==== Extracted data

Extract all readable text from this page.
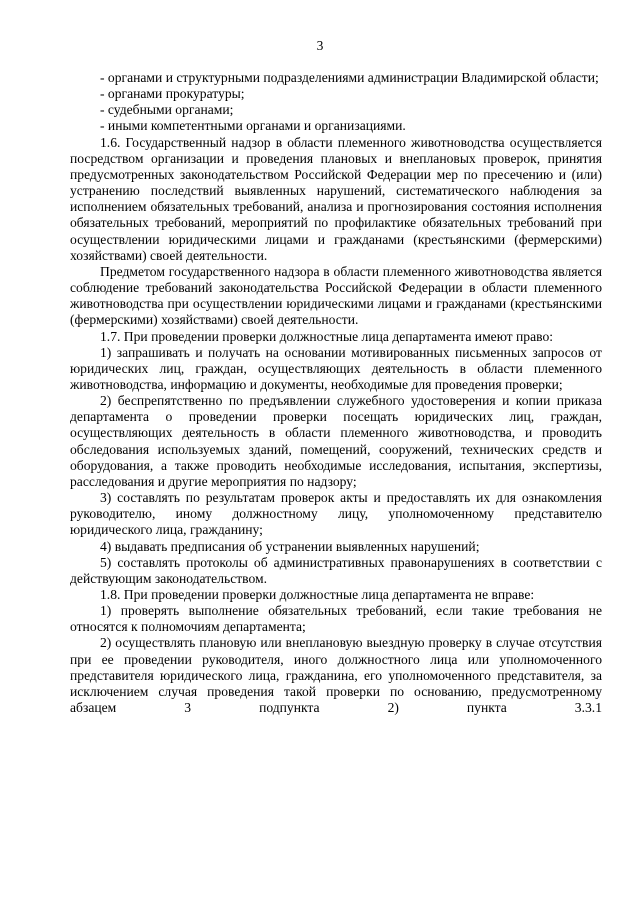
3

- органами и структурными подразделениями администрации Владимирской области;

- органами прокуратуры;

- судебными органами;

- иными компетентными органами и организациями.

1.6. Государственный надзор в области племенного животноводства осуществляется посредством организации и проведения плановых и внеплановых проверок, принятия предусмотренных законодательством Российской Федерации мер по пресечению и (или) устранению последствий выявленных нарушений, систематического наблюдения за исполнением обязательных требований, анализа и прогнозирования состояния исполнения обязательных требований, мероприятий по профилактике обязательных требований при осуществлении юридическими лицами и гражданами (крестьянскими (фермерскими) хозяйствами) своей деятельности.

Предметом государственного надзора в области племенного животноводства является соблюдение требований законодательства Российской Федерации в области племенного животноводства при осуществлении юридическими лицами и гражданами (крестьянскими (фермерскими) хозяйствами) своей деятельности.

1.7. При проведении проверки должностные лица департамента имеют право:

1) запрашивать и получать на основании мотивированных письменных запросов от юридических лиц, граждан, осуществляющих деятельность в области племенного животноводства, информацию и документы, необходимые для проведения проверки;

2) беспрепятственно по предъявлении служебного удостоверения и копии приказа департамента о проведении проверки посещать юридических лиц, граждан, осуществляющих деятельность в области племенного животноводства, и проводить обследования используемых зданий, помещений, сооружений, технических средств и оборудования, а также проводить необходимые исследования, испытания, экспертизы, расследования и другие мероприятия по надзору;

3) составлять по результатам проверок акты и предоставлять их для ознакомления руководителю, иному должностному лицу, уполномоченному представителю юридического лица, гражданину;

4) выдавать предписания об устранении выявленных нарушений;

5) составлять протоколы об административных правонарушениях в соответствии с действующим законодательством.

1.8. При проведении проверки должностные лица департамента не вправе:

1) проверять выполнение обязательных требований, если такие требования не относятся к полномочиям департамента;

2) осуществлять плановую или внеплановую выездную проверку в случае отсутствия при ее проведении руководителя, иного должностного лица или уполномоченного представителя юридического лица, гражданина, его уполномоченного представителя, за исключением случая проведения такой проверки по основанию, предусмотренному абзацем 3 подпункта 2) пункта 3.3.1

========

§ What you need to do
Find each line in the records holding the string "юридического" and show it.

§ Exercise response
3) составлять по результатам проверок акты и предоставлять их для ознакомления руководителю, иному должностному лицу, уполномоченному представителю юридического лица, гражданину;
2) осуществлять плановую или внеплановую выездную проверку в случае отсутствия при ее проведении руководителя, иного должностного лица или уполномоченного представителя юридического лица, гражданина, его уполномоченного представителя, за исключением случая проведения такой проверки по основанию, предусмотренному абзацем 3 подпункта 2) пункта 3.3.1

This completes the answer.